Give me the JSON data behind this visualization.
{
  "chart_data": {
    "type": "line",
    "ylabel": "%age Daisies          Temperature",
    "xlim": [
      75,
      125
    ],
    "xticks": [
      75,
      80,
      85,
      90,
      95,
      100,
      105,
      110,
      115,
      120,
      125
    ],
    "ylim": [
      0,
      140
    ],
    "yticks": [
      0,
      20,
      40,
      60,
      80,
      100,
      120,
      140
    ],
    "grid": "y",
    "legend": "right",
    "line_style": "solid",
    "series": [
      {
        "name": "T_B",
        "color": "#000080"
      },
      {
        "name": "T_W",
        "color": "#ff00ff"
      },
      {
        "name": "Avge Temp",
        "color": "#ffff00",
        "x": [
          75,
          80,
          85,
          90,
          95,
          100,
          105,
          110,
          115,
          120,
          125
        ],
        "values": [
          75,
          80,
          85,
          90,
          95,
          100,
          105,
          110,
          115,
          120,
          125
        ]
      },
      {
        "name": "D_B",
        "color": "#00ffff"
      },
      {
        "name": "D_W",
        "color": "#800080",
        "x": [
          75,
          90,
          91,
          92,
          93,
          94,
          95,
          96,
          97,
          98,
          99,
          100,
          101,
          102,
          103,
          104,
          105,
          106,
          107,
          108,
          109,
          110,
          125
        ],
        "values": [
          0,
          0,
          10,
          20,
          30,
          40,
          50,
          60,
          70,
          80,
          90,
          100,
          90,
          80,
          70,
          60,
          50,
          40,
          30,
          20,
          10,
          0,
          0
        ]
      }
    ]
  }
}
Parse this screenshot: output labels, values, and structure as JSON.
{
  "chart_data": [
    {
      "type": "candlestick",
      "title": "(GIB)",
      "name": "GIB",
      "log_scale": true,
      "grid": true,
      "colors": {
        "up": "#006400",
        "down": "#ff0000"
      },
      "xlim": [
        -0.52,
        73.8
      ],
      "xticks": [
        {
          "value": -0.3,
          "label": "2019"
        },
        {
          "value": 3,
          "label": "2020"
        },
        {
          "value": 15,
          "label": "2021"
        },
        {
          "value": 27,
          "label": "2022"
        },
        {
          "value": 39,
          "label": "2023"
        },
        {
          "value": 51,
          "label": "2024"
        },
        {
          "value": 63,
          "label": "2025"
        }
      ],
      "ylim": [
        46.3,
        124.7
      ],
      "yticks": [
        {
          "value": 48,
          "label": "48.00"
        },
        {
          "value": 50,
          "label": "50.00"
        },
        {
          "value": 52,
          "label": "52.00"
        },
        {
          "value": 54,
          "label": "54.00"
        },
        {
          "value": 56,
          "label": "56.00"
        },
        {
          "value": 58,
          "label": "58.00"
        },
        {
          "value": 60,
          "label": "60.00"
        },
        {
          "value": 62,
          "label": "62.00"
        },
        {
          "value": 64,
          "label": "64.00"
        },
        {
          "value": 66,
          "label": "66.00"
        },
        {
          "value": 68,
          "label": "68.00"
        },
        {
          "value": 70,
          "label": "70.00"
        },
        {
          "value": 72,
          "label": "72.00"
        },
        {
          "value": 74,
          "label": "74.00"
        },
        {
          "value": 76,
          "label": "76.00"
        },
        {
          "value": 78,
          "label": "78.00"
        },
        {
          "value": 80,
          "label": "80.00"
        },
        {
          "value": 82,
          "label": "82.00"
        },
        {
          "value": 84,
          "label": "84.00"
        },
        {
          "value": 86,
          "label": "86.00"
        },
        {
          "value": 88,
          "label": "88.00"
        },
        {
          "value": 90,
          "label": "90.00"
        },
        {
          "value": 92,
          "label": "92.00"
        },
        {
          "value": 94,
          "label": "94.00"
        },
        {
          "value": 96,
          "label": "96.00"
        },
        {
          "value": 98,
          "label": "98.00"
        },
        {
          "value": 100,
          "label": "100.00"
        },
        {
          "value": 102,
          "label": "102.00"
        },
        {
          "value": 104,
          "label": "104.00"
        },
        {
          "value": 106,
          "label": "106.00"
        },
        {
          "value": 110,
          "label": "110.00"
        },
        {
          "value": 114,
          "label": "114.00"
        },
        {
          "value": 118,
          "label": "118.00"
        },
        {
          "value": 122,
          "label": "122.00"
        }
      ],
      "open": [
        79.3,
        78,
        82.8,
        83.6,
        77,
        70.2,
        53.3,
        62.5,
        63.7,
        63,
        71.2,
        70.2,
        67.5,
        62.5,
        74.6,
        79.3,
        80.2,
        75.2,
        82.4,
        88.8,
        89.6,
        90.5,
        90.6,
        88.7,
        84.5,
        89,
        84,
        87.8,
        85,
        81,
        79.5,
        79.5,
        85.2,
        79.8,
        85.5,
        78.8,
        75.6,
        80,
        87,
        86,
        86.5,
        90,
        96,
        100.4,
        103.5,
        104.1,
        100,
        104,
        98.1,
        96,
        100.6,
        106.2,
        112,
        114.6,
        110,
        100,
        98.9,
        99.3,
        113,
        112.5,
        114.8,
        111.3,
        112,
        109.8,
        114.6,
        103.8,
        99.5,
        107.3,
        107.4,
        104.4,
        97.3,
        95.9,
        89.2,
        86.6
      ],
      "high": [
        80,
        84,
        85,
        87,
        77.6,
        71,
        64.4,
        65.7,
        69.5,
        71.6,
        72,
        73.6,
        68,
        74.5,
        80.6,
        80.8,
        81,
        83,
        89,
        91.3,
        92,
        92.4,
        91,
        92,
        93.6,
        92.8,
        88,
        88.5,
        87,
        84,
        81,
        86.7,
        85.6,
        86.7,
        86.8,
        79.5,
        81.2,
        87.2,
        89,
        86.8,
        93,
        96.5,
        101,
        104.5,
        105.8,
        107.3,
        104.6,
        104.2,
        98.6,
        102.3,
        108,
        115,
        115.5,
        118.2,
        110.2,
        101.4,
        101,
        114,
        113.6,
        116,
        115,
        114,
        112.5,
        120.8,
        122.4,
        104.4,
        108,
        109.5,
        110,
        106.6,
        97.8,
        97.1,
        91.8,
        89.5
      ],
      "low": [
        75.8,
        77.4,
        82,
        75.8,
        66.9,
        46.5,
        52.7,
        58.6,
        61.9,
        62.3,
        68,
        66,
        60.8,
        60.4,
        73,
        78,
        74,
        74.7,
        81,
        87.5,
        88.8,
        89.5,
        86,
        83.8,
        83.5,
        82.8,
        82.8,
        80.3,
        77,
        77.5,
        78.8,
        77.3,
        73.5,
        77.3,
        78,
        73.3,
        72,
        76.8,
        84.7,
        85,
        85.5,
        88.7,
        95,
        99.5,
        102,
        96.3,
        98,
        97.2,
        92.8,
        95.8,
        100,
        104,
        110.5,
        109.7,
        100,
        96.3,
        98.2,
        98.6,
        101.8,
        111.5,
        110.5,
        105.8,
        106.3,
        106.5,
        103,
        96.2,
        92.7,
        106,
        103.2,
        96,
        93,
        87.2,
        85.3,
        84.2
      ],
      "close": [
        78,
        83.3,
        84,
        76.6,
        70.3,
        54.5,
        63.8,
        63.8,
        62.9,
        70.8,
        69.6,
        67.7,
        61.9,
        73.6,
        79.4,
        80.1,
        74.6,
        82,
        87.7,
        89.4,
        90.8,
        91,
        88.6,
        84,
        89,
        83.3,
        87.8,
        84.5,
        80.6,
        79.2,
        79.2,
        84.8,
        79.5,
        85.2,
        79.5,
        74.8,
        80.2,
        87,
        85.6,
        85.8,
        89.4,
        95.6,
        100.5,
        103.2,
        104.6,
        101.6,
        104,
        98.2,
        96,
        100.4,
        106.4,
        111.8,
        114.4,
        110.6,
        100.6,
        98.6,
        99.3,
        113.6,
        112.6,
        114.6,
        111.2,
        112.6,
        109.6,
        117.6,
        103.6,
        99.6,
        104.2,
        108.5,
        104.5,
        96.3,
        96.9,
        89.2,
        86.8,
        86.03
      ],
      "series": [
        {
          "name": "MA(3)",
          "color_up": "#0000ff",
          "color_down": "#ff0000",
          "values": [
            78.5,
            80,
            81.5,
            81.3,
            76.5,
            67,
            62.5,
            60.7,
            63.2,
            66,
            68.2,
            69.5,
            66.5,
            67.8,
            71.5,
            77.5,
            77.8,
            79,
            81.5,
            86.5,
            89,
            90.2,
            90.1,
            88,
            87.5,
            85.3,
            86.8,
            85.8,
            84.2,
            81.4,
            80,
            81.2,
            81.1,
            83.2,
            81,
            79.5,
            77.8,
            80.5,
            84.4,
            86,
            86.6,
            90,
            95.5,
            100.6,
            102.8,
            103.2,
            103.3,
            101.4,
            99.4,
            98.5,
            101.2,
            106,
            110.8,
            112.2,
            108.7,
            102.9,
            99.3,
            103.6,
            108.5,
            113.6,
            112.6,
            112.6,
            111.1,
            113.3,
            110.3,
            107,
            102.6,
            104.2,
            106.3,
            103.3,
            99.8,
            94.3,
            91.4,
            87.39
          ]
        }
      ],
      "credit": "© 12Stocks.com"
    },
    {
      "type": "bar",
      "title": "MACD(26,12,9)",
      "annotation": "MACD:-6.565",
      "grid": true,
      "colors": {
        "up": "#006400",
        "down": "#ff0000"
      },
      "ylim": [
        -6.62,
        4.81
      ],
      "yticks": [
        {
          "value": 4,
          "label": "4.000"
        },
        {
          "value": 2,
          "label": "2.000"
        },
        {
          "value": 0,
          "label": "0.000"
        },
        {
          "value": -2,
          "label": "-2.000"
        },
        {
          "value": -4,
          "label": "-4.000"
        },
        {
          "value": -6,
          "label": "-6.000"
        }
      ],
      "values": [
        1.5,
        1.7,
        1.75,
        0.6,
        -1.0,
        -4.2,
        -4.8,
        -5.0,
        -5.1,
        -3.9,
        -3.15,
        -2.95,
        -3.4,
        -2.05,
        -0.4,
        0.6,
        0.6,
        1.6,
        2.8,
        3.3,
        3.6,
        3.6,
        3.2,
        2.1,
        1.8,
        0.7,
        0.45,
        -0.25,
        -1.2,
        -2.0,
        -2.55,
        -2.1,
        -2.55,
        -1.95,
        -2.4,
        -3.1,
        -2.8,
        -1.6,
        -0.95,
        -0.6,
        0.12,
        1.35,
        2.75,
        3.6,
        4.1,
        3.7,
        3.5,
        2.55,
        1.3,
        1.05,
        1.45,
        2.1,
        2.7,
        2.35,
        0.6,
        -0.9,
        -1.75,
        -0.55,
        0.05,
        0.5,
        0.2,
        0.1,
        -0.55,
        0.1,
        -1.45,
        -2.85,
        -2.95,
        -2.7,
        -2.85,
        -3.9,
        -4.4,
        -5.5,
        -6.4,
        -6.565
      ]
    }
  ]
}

········

* PROBLEM TO SOLVE *
How many of the lines above hold "values"? Answer with only the number.

* CORRECT OUTPUT *
5